#### The data:
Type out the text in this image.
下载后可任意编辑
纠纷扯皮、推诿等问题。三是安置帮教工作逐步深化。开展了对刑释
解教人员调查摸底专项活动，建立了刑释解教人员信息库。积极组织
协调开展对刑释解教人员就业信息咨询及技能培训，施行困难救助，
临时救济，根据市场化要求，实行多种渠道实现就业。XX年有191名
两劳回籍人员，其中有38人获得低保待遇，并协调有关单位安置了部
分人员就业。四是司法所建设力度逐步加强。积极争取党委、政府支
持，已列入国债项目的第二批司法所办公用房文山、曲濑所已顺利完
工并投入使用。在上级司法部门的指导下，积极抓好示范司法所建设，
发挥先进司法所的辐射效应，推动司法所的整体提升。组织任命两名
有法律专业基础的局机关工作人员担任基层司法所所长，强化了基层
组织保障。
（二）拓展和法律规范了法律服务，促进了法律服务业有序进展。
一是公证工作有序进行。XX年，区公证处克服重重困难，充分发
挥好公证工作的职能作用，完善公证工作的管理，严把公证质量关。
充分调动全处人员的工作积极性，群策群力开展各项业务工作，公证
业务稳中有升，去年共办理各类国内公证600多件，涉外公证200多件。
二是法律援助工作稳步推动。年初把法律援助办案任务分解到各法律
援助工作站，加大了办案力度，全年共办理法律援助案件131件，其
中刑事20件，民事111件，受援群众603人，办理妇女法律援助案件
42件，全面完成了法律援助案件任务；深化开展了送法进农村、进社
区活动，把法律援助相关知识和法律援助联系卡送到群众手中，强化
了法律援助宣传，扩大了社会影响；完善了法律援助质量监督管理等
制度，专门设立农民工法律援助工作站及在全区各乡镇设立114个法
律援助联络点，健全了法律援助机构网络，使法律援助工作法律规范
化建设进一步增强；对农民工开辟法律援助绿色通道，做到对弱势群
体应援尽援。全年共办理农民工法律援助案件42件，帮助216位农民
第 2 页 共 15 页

#### Written request:
Print the listing above in full, exactly as it is.

#### Finished answer:
Type out the text in this image.
下载后可任意编辑
纠纷扯皮、推诿等问题。三是安置帮教工作逐步深化。开展了对刑释
解教人员调查摸底专项活动，建立了刑释解教人员信息库。积极组织
协调开展对刑释解教人员就业信息咨询及技能培训，施行困难救助，
临时救济，根据市场化要求，实行多种渠道实现就业。XX年有191名
两劳回籍人员，其中有38人获得低保待遇，并协调有关单位安置了部
分人员就业。四是司法所建设力度逐步加强。积极争取党委、政府支
持，已列入国债项目的第二批司法所办公用房文山、曲濑所已顺利完
工并投入使用。在上级司法部门的指导下，积极抓好示范司法所建设，
发挥先进司法所的辐射效应，推动司法所的整体提升。组织任命两名
有法律专业基础的局机关工作人员担任基层司法所所长，强化了基层
组织保障。
（二）拓展和法律规范了法律服务，促进了法律服务业有序进展。
一是公证工作有序进行。XX年，区公证处克服重重困难，充分发
挥好公证工作的职能作用，完善公证工作的管理，严把公证质量关。
充分调动全处人员的工作积极性，群策群力开展各项业务工作，公证
业务稳中有升，去年共办理各类国内公证600多件，涉外公证200多件。
二是法律援助工作稳步推动。年初把法律援助办案任务分解到各法律
援助工作站，加大了办案力度，全年共办理法律援助案件131件，其
中刑事20件，民事111件，受援群众603人，办理妇女法律援助案件
42件，全面完成了法律援助案件任务；深化开展了送法进农村、进社
区活动，把法律援助相关知识和法律援助联系卡送到群众手中，强化
了法律援助宣传，扩大了社会影响；完善了法律援助质量监督管理等
制度，专门设立农民工法律援助工作站及在全区各乡镇设立114个法
律援助联络点，健全了法律援助机构网络，使法律援助工作法律规范
化建设进一步增强；对农民工开辟法律援助绿色通道，做到对弱势群
体应援尽援。全年共办理农民工法律援助案件42件，帮助216位农民
第 2 页 共 15 页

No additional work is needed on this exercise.